> **Stated problem**
Check every line of the entries below for the word "Parse", and copy the ones that have it.

Stored items from a collection
====
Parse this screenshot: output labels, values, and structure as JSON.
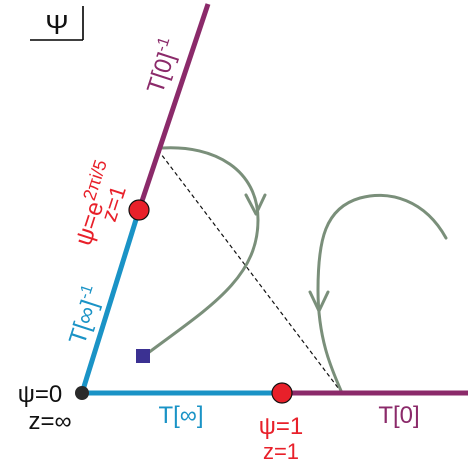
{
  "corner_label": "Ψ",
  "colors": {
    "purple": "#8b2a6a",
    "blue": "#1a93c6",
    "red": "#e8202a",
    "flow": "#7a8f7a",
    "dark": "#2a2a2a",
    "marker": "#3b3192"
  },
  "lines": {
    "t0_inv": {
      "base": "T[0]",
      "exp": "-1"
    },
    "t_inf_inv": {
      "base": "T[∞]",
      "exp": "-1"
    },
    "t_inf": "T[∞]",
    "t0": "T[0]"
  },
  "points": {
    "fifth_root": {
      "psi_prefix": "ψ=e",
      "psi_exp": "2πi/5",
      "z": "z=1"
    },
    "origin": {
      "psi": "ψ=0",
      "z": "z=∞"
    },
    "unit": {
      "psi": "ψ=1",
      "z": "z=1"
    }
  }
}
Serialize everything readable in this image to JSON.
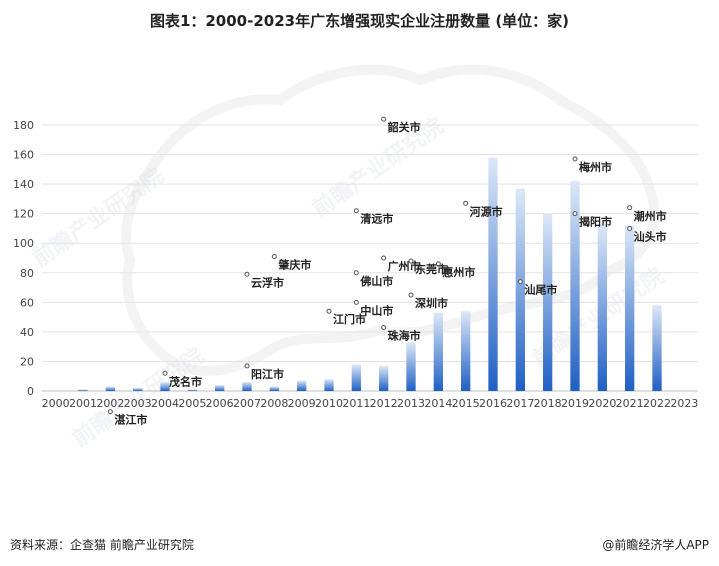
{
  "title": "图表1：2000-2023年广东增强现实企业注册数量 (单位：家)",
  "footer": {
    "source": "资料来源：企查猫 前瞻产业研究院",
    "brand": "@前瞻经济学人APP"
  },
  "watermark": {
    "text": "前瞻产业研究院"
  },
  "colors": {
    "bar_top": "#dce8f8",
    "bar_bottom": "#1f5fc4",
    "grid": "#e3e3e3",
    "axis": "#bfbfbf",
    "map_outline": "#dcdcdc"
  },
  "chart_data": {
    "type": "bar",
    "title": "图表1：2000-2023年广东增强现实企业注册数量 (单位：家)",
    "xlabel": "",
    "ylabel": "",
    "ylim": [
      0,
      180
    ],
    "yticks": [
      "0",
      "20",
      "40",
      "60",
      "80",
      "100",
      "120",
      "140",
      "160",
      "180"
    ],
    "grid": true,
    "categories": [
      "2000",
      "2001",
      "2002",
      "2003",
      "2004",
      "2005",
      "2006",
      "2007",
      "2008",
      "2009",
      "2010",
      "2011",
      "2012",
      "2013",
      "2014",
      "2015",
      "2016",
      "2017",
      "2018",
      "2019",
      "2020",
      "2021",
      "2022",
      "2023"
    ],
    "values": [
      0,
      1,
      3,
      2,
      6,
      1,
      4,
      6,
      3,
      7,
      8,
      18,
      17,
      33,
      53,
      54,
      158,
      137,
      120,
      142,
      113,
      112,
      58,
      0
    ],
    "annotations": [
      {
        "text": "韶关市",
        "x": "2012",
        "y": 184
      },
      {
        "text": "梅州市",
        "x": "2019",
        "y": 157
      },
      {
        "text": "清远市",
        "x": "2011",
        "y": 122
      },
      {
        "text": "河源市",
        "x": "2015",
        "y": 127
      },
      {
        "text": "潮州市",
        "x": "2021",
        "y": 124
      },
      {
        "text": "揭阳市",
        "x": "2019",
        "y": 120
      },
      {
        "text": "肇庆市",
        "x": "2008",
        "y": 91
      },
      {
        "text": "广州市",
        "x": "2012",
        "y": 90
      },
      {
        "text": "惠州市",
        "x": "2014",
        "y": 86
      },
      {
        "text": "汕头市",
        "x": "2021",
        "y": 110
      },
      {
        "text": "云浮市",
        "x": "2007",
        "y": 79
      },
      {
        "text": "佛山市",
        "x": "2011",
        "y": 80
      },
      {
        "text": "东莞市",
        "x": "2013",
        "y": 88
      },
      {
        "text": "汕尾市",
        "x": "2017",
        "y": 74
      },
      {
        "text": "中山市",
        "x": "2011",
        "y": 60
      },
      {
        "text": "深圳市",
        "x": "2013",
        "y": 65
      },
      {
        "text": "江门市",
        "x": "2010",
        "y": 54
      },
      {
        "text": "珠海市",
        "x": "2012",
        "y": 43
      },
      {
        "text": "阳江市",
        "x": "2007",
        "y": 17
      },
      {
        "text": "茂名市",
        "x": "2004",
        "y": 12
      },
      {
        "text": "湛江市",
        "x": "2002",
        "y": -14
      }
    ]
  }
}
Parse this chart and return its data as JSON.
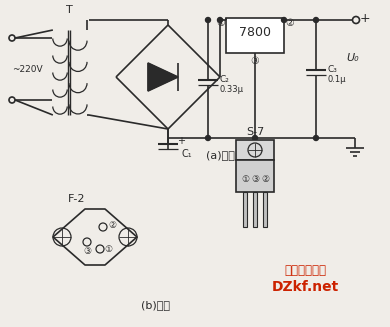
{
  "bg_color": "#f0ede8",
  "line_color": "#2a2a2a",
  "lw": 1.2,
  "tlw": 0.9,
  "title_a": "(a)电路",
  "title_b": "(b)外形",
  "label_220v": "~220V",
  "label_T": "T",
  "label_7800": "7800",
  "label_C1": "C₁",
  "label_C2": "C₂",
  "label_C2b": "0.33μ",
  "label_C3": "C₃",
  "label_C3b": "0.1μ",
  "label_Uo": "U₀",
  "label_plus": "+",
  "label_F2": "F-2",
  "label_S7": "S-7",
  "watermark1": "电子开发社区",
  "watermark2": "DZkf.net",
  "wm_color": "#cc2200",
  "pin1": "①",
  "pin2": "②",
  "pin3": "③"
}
====
> **Answer to the task**
Parse this screenshot: output labels, values, and structure as JSON.
Parse this chart and return its data as JSON.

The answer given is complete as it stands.